• Task details: In the entries below, find the lines that contain the word "this" and copy them.

• Dataset content:

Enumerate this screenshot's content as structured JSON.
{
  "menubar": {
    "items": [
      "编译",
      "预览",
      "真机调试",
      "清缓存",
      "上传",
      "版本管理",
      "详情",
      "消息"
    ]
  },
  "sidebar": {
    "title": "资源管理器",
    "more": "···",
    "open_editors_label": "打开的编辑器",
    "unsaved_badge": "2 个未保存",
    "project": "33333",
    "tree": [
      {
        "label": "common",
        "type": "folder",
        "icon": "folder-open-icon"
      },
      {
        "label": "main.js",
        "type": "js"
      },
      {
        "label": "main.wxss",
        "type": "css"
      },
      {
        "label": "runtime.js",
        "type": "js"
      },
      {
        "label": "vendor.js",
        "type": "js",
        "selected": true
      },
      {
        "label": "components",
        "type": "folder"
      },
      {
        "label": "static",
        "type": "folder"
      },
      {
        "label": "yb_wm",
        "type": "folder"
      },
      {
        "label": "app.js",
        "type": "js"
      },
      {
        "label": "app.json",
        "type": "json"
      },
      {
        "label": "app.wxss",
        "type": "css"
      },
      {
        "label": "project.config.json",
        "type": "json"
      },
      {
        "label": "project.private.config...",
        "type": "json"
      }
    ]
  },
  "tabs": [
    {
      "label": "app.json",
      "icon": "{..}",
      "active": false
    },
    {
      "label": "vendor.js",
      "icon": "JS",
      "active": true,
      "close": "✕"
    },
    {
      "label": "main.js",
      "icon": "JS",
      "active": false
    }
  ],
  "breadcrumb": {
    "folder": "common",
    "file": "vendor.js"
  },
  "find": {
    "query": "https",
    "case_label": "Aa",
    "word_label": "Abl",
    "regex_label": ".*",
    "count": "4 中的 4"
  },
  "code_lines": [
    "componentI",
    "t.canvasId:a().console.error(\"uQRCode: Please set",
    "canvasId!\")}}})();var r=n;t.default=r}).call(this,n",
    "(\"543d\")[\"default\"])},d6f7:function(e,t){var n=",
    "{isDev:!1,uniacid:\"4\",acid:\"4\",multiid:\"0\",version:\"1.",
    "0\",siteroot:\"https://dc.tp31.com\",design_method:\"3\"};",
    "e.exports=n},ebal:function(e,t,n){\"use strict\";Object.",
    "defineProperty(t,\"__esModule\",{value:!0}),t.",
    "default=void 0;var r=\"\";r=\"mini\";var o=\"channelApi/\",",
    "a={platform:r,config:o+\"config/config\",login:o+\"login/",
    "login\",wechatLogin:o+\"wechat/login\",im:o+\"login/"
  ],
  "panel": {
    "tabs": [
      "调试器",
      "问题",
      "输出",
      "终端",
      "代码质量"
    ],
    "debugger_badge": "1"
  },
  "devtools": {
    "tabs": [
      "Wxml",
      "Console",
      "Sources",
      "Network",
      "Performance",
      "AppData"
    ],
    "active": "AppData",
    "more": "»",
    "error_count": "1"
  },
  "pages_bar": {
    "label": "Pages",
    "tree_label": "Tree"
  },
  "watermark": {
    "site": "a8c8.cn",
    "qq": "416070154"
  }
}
---
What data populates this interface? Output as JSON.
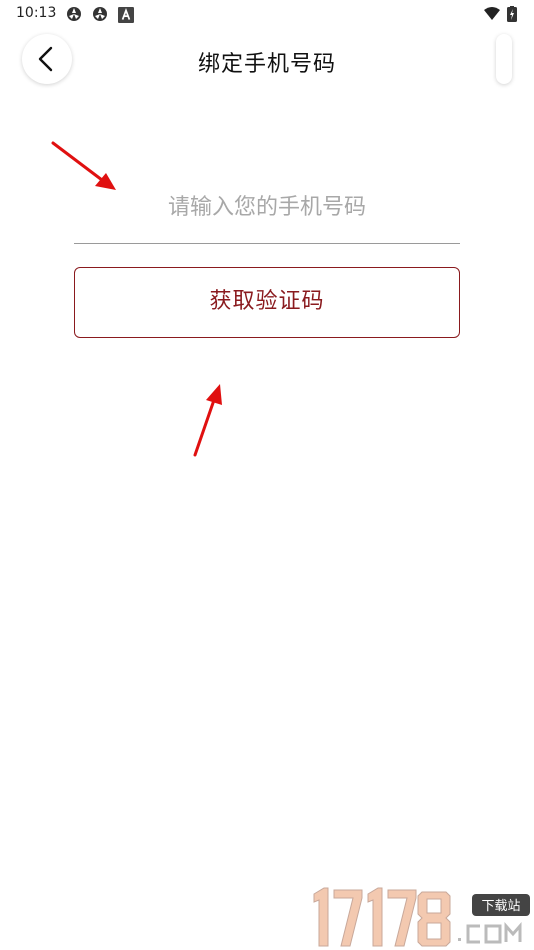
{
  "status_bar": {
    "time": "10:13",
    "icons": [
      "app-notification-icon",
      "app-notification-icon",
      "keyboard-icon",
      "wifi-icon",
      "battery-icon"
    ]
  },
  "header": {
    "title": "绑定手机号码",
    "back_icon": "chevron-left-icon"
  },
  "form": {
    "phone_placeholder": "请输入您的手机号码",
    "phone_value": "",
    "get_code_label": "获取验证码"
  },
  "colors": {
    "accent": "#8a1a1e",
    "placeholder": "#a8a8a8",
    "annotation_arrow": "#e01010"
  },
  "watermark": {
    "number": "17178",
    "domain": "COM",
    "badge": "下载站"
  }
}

• Full response:
Enumerate this screenshot's content as structured JSON.
    "canvasId!\")}}})();var r=n;t.default=r}).call(this,n",
What data populates this interface? Output as JSON.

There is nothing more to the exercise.